STATED EXERCISE: Write out the data below exactly as given, without any of its pictures.

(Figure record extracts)

++++++++

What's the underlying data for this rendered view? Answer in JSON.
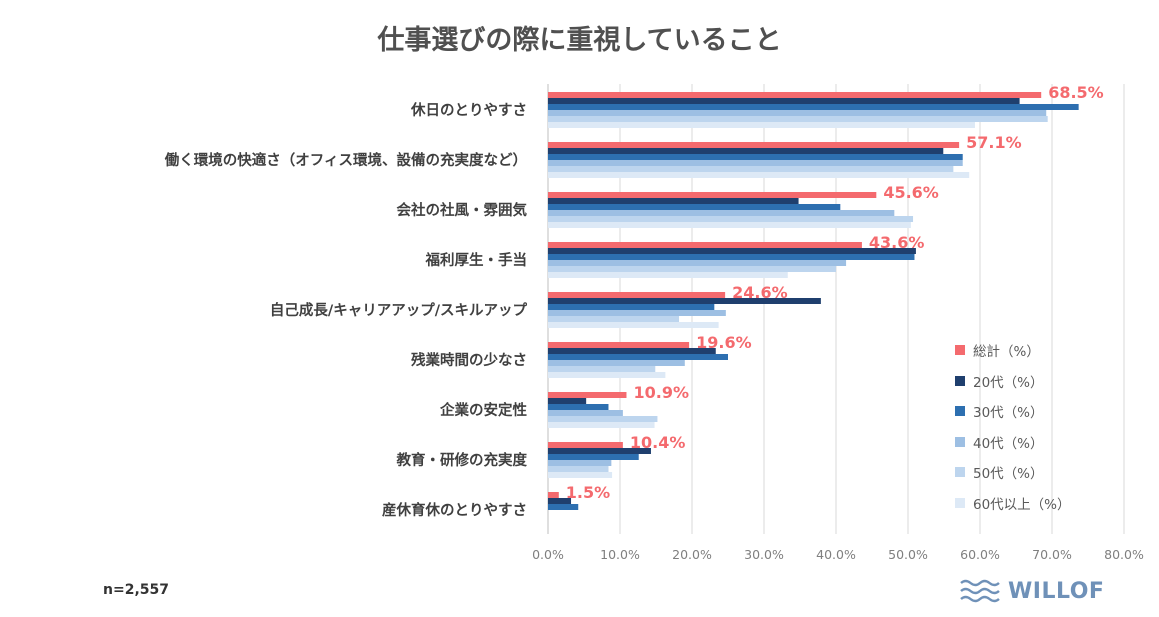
{
  "title": "仕事選びの際に重視していること",
  "note": "n=2,557",
  "brand": {
    "name": "WILLOF",
    "logo_icon": "wave-logo-icon"
  },
  "chart_data": {
    "type": "bar",
    "orientation": "horizontal",
    "title": "仕事選びの際に重視していること",
    "xlim": [
      0,
      80
    ],
    "x_ticks": [
      "0.0%",
      "10.0%",
      "20.0%",
      "30.0%",
      "40.0%",
      "50.0%",
      "60.0%",
      "70.0%",
      "80.0%"
    ],
    "grid": true,
    "legend_position": "right",
    "categories": [
      "休日のとりやすさ",
      "働く環境の快適さ（オフィス環境、設備の充実度など）",
      "会社の社風・雰囲気",
      "福利厚生・手当",
      "自己成長/キャリアアップ/スキルアップ",
      "残業時間の少なさ",
      "企業の安定性",
      "教育・研修の充実度",
      "産休育休のとりやすさ"
    ],
    "series": [
      {
        "name": "総計（%）",
        "color": "#f46a6e",
        "values": [
          68.5,
          57.1,
          45.6,
          43.6,
          24.6,
          19.6,
          10.9,
          10.4,
          1.5
        ]
      },
      {
        "name": "20代（%）",
        "color": "#1f3f6e",
        "values": [
          65.5,
          54.9,
          34.8,
          51.1,
          37.9,
          23.3,
          5.3,
          14.3,
          3.2
        ]
      },
      {
        "name": "30代（%）",
        "color": "#2d6fb0",
        "values": [
          73.7,
          57.6,
          40.6,
          50.9,
          23.1,
          25.0,
          8.4,
          12.6,
          4.2
        ]
      },
      {
        "name": "40代（%）",
        "color": "#9dbfe3",
        "values": [
          69.2,
          57.6,
          48.1,
          41.4,
          24.7,
          19.0,
          10.4,
          8.8,
          0.0
        ]
      },
      {
        "name": "50代（%）",
        "color": "#bdd5ee",
        "values": [
          69.4,
          56.3,
          50.7,
          40.0,
          18.2,
          14.9,
          15.2,
          8.4,
          0.0
        ]
      },
      {
        "name": "60代以上（%）",
        "color": "#dde9f6",
        "values": [
          59.3,
          58.5,
          50.4,
          33.3,
          23.7,
          16.3,
          14.8,
          8.9,
          0.0
        ]
      }
    ],
    "data_labels": [
      "68.5%",
      "57.1%",
      "45.6%",
      "43.6%",
      "24.6%",
      "19.6%",
      "10.9%",
      "10.4%",
      "1.5%"
    ]
  }
}
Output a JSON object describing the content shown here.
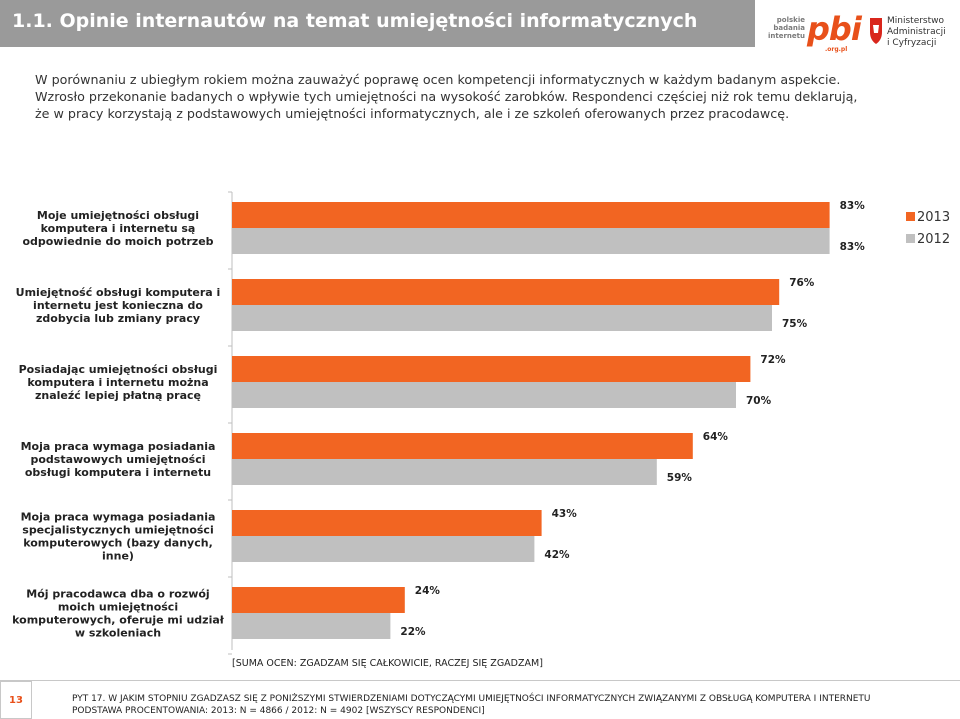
{
  "header": {
    "title": "1.1. Opinie internautów na temat umiejętności informatycznych",
    "pbi_logo": {
      "line1": "polskie",
      "line2": "badania",
      "line3": "internetu",
      "mark": "pbi",
      "domain": ".org.pl"
    },
    "ministry_logo": {
      "line1": "Ministerstwo",
      "line2": "Administracji",
      "line3": "i Cyfryzacji"
    }
  },
  "intro": {
    "line1": "W porównaniu z ubiegłym rokiem można zauważyć poprawę ocen kompetencji informatycznych w każdym badanym aspekcie.",
    "line2": "Wzrosło przekonanie badanych o wpływie tych umiejętności na wysokość zarobków. Respondenci częściej niż rok temu deklarują,",
    "line3": "że w pracy korzystają z podstawowych umiejętności informatycznych, ale i ze szkoleń oferowanych przez pracodawcę."
  },
  "chart_data": {
    "type": "bar",
    "orientation": "horizontal",
    "categories": [
      [
        "Moje umiejętności obsługi",
        "komputera i internetu są",
        "odpowiednie do moich potrzeb"
      ],
      [
        "Umiejętność obsługi komputera i",
        "internetu jest konieczna do",
        "zdobycia lub zmiany pracy"
      ],
      [
        "Posiadając umiejętności obsługi",
        "komputera i internetu można",
        "znaleźć lepiej płatną pracę"
      ],
      [
        "Moja praca wymaga posiadania",
        "podstawowych umiejętności",
        "obsługi komputera i internetu"
      ],
      [
        "Moja praca wymaga posiadania",
        "specjalistycznych umiejętności",
        "komputerowych (bazy danych,",
        "inne)"
      ],
      [
        "Mój pracodawca dba o rozwój",
        "moich umiejętności",
        "komputerowych, oferuje mi udział",
        "w szkoleniach"
      ]
    ],
    "series": [
      {
        "name": "2013",
        "color": "#f26522",
        "values": [
          83,
          76,
          72,
          64,
          43,
          24
        ]
      },
      {
        "name": "2012",
        "color": "#c0c0c0",
        "values": [
          83,
          75,
          70,
          59,
          42,
          22
        ]
      }
    ],
    "xlim": [
      0,
      100
    ],
    "value_suffix": "%",
    "legend": "top-right"
  },
  "note": "[SUMA OCEN: ZGADZAM SIĘ CAŁKOWICIE, RACZEJ SIĘ ZGADZAM]",
  "footer": {
    "page_number": "13",
    "question": "PYT 17. W JAKIM STOPNIU ZGADZASZ SIĘ Z PONIŻSZYMI STWIERDZENIAMI DOTYCZĄCYMI UMIEJĘTNOŚCI INFORMATYCZNYCH ZWIĄZANYMI Z OBSŁUGĄ KOMPUTERA I INTERNETU",
    "base": "PODSTAWA PROCENTOWANIA: 2013: N = 4866 / 2012: N = 4902 [WSZYSCY RESPONDENCI]"
  }
}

++++++++

EXPECTED ANSWER:
What's the underlying data for this rendered view? Answer in JSON.
{
  "title": "仕事選びの際に重視していること",
  "note": "n=2,557",
  "brand": {
    "name": "WILLOF",
    "logo_icon": "wave-logo-icon"
  },
  "chart_data": {
    "type": "bar",
    "orientation": "horizontal",
    "title": "仕事選びの際に重視していること",
    "xlim": [
      0,
      80
    ],
    "x_ticks": [
      "0.0%",
      "10.0%",
      "20.0%",
      "30.0%",
      "40.0%",
      "50.0%",
      "60.0%",
      "70.0%",
      "80.0%"
    ],
    "grid": true,
    "legend_position": "right",
    "categories": [
      "休日のとりやすさ",
      "働く環境の快適さ（オフィス環境、設備の充実度など）",
      "会社の社風・雰囲気",
      "福利厚生・手当",
      "自己成長/キャリアアップ/スキルアップ",
      "残業時間の少なさ",
      "企業の安定性",
      "教育・研修の充実度",
      "産休育休のとりやすさ"
    ],
    "series": [
      {
        "name": "総計（%）",
        "color": "#f46a6e",
        "values": [
          68.5,
          57.1,
          45.6,
          43.6,
          24.6,
          19.6,
          10.9,
          10.4,
          1.5
        ]
      },
      {
        "name": "20代（%）",
        "color": "#1f3f6e",
        "values": [
          65.5,
          54.9,
          34.8,
          51.1,
          37.9,
          23.3,
          5.3,
          14.3,
          3.2
        ]
      },
      {
        "name": "30代（%）",
        "color": "#2d6fb0",
        "values": [
          73.7,
          57.6,
          40.6,
          50.9,
          23.1,
          25.0,
          8.4,
          12.6,
          4.2
        ]
      },
      {
        "name": "40代（%）",
        "color": "#9dbfe3",
        "values": [
          69.2,
          57.6,
          48.1,
          41.4,
          24.7,
          19.0,
          10.4,
          8.8,
          0.0
        ]
      },
      {
        "name": "50代（%）",
        "color": "#bdd5ee",
        "values": [
          69.4,
          56.3,
          50.7,
          40.0,
          18.2,
          14.9,
          15.2,
          8.4,
          0.0
        ]
      },
      {
        "name": "60代以上（%）",
        "color": "#dde9f6",
        "values": [
          59.3,
          58.5,
          50.4,
          33.3,
          23.7,
          16.3,
          14.8,
          8.9,
          0.0
        ]
      }
    ],
    "data_labels": [
      "68.5%",
      "57.1%",
      "45.6%",
      "43.6%",
      "24.6%",
      "19.6%",
      "10.9%",
      "10.4%",
      "1.5%"
    ]
  }
}
Output a JSON object describing the content shown here.
{
  "header": {
    "title": "1.1. Opinie internautów na temat umiejętności informatycznych",
    "pbi_logo": {
      "line1": "polskie",
      "line2": "badania",
      "line3": "internetu",
      "mark": "pbi",
      "domain": ".org.pl"
    },
    "ministry_logo": {
      "line1": "Ministerstwo",
      "line2": "Administracji",
      "line3": "i Cyfryzacji"
    }
  },
  "intro": {
    "line1": "W porównaniu z ubiegłym rokiem można zauważyć poprawę ocen kompetencji informatycznych w każdym badanym aspekcie.",
    "line2": "Wzrosło przekonanie badanych o wpływie tych umiejętności na wysokość zarobków. Respondenci częściej niż rok temu deklarują,",
    "line3": "że w pracy korzystają z podstawowych umiejętności informatycznych, ale i ze szkoleń oferowanych przez pracodawcę."
  },
  "chart_data": {
    "type": "bar",
    "orientation": "horizontal",
    "categories": [
      [
        "Moje umiejętności obsługi",
        "komputera i internetu są",
        "odpowiednie do moich potrzeb"
      ],
      [
        "Umiejętność obsługi komputera i",
        "internetu jest konieczna do",
        "zdobycia lub zmiany pracy"
      ],
      [
        "Posiadając umiejętności obsługi",
        "komputera i internetu można",
        "znaleźć lepiej płatną pracę"
      ],
      [
        "Moja praca wymaga posiadania",
        "podstawowych umiejętności",
        "obsługi komputera i internetu"
      ],
      [
        "Moja praca wymaga posiadania",
        "specjalistycznych umiejętności",
        "komputerowych (bazy danych,",
        "inne)"
      ],
      [
        "Mój pracodawca dba o rozwój",
        "moich umiejętności",
        "komputerowych, oferuje mi udział",
        "w szkoleniach"
      ]
    ],
    "series": [
      {
        "name": "2013",
        "color": "#f26522",
        "values": [
          83,
          76,
          72,
          64,
          43,
          24
        ]
      },
      {
        "name": "2012",
        "color": "#c0c0c0",
        "values": [
          83,
          75,
          70,
          59,
          42,
          22
        ]
      }
    ],
    "xlim": [
      0,
      100
    ],
    "value_suffix": "%",
    "legend": "top-right"
  },
  "note": "[SUMA OCEN: ZGADZAM SIĘ CAŁKOWICIE, RACZEJ SIĘ ZGADZAM]",
  "footer": {
    "page_number": "13",
    "question": "PYT 17. W JAKIM STOPNIU ZGADZASZ SIĘ Z PONIŻSZYMI STWIERDZENIAMI DOTYCZĄCYMI UMIEJĘTNOŚCI INFORMATYCZNYCH ZWIĄZANYMI Z OBSŁUGĄ KOMPUTERA I INTERNETU",
    "base": "PODSTAWA PROCENTOWANIA: 2013: N = 4866 / 2012: N = 4902 [WSZYSCY RESPONDENCI]"
  }
}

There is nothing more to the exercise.